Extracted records
--- START ---

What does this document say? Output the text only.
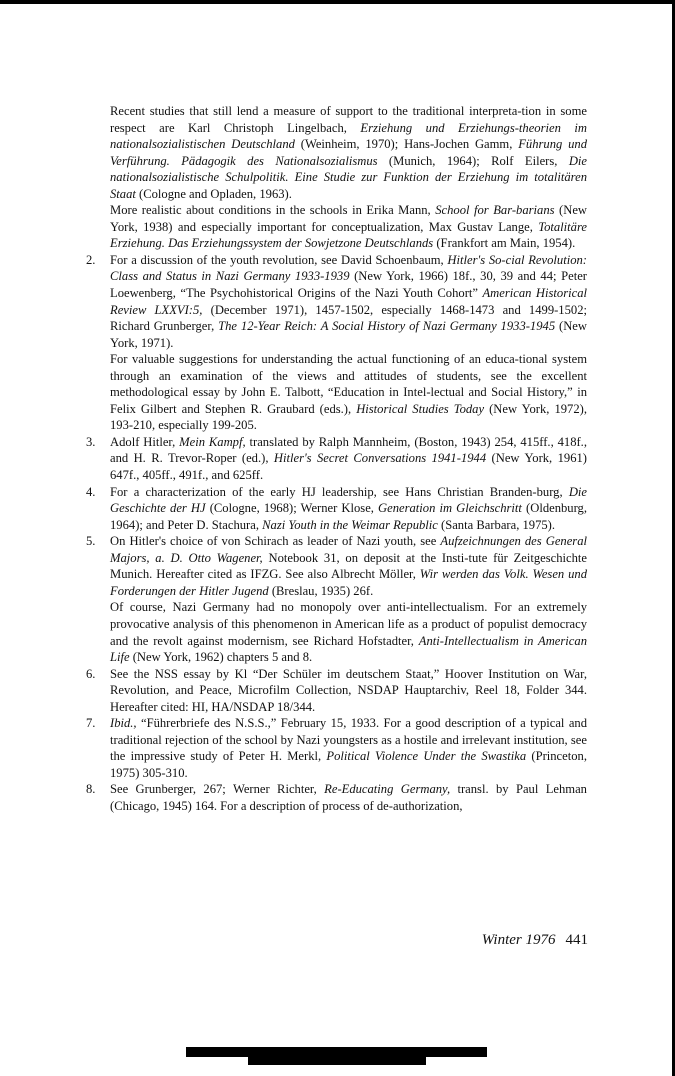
Recent studies that still lend a measure of support to the traditional interpreta-tion in some respect are Karl Christoph Lingelbach, Erziehung und Erziehungs-theorien im nationalsozialistischen Deutschland (Weinheim, 1970); Hans-Jochen Gamm, Führung und Verführung. Pädagogik des Nationalsozialismus (Munich, 1964); Rolf Eilers, Die nationalsozialistische Schulpolitik. Eine Studie zur Funktion der Erziehung im totalitären Staat (Cologne and Opladen, 1963).

More realistic about conditions in the schools in Erika Mann, School for Bar-barians (New York, 1938) and especially important for conceptualization, Max Gustav Lange, Totalitäre Erziehung. Das Erziehungssystem der Sowjetzone Deutschlands (Frankfort am Main, 1954).

2.	For a discussion of the youth revolution, see David Schoenbaum, Hitler's So-cial Revolution: Class and Status in Nazi Germany 1933-1939 (New York, 1966) 18f., 30, 39 and 44; Peter Loewenberg, “The Psychohistorical Origins of the Nazi Youth Cohort” American Historical Review LXXVI:5, (December 1971), 1457-1502, especially 1468-1473 and 1499-1502; Richard Grunberger, The 12-Year Reich: A Social History of Nazi Germany 1933-1945 (New York, 1971).

For valuable suggestions for understanding the actual functioning of an educa-tional system through an examination of the views and attitudes of students, see the excellent methodological essay by John E. Talbott, “Education in Intel-lectual and Social History,” in Felix Gilbert and Stephen R. Graubard (eds.), Historical Studies Today (New York, 1972), 193-210, especially 199-205.

3.	Adolf Hitler, Mein Kampf, translated by Ralph Mannheim, (Boston, 1943) 254, 415ff., 418f., and H. R. Trevor-Roper (ed.), Hitler's Secret Conversations 1941-1944 (New York, 1961) 647f., 405ff., 491f., and 625ff.

4.	For a characterization of the early HJ leadership, see Hans Christian Branden-burg, Die Geschichte der HJ (Cologne, 1968); Werner Klose, Generation im Gleichschritt (Oldenburg, 1964); and Peter D. Stachura, Nazi Youth in the Weimar Republic (Santa Barbara, 1975).

5.	On Hitler's choice of von Schirach as leader of Nazi youth, see Aufzeichnungen des General Majors, a. D. Otto Wagener, Notebook 31, on deposit at the Insti-tute für Zeitgeschichte Munich. Hereafter cited as IFZG. See also Albrecht Möller, Wir werden das Volk. Wesen und Forderungen der Hitler Jugend (Breslau, 1935) 26f.

Of course, Nazi Germany had no monopoly over anti-intellectualism. For an extremely provocative analysis of this phenomenon in American life as a product of populist democracy and the revolt against modernism, see Richard Hofstadter, Anti-Intellectualism in American Life (New York, 1962) chapters 5 and 8.

6.	See the NSS essay by Kl “Der Schüler im deutschem Staat,” Hoover Institution on War, Revolution, and Peace, Microfilm Collection, NSDAP Hauptarchiv, Reel 18, Folder 344. Hereafter cited: HI, HA/NSDAP 18/344.

7.	Ibid., “Führerbriefe des N.S.S.,” February 15, 1933. For a good description of a typical and traditional rejection of the school by Nazi youngsters as a hostile and irrelevant institution, see the impressive study of Peter H. Merkl, Political Violence Under the Swastika (Princeton, 1975) 305-310.

8.	See Grunberger, 267; Werner Richter, Re-Educating Germany, transl. by Paul Lehman (Chicago, 1945) 164. For a description of process of de-authorization,

Winter 1976 441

--- END ---

Task objective:
Return each line exactly as written. Any picture gets left out.

Output below:
What does this document say? Output the text only.
Recent studies that still lend a measure of support to the traditional interpreta-tion in some respect are Karl Christoph Lingelbach, Erziehung und Erziehungs-theorien im nationalsozialistischen Deutschland (Weinheim, 1970); Hans-Jochen Gamm, Führung und Verführung. Pädagogik des Nationalsozialismus (Munich, 1964); Rolf Eilers, Die nationalsozialistische Schulpolitik. Eine Studie zur Funktion der Erziehung im totalitären Staat (Cologne and Opladen, 1963).

More realistic about conditions in the schools in Erika Mann, School for Bar-barians (New York, 1938) and especially important for conceptualization, Max Gustav Lange, Totalitäre Erziehung. Das Erziehungssystem der Sowjetzone Deutschlands (Frankfort am Main, 1954).

2.	For a discussion of the youth revolution, see David Schoenbaum, Hitler's So-cial Revolution: Class and Status in Nazi Germany 1933-1939 (New York, 1966) 18f., 30, 39 and 44; Peter Loewenberg, “The Psychohistorical Origins of the Nazi Youth Cohort” American Historical Review LXXVI:5, (December 1971), 1457-1502, especially 1468-1473 and 1499-1502; Richard Grunberger, The 12-Year Reich: A Social History of Nazi Germany 1933-1945 (New York, 1971).

For valuable suggestions for understanding the actual functioning of an educa-tional system through an examination of the views and attitudes of students, see the excellent methodological essay by John E. Talbott, “Education in Intel-lectual and Social History,” in Felix Gilbert and Stephen R. Graubard (eds.), Historical Studies Today (New York, 1972), 193-210, especially 199-205.

3.	Adolf Hitler, Mein Kampf, translated by Ralph Mannheim, (Boston, 1943) 254, 415ff., 418f., and H. R. Trevor-Roper (ed.), Hitler's Secret Conversations 1941-1944 (New York, 1961) 647f., 405ff., 491f., and 625ff.

4.	For a characterization of the early HJ leadership, see Hans Christian Branden-burg, Die Geschichte der HJ (Cologne, 1968); Werner Klose, Generation im Gleichschritt (Oldenburg, 1964); and Peter D. Stachura, Nazi Youth in the Weimar Republic (Santa Barbara, 1975).

5.	On Hitler's choice of von Schirach as leader of Nazi youth, see Aufzeichnungen des General Majors, a. D. Otto Wagener, Notebook 31, on deposit at the Insti-tute für Zeitgeschichte Munich. Hereafter cited as IFZG. See also Albrecht Möller, Wir werden das Volk. Wesen und Forderungen der Hitler Jugend (Breslau, 1935) 26f.

Of course, Nazi Germany had no monopoly over anti-intellectualism. For an extremely provocative analysis of this phenomenon in American life as a product of populist democracy and the revolt against modernism, see Richard Hofstadter, Anti-Intellectualism in American Life (New York, 1962) chapters 5 and 8.

6.	See the NSS essay by Kl “Der Schüler im deutschem Staat,” Hoover Institution on War, Revolution, and Peace, Microfilm Collection, NSDAP Hauptarchiv, Reel 18, Folder 344. Hereafter cited: HI, HA/NSDAP 18/344.

7.	Ibid., “Führerbriefe des N.S.S.,” February 15, 1933. For a good description of a typical and traditional rejection of the school by Nazi youngsters as a hostile and irrelevant institution, see the impressive study of Peter H. Merkl, Political Violence Under the Swastika (Princeton, 1975) 305-310.

8.	See Grunberger, 267; Werner Richter, Re-Educating Germany, transl. by Paul Lehman (Chicago, 1945) 164. For a description of process of de-authorization,

Winter 1976 441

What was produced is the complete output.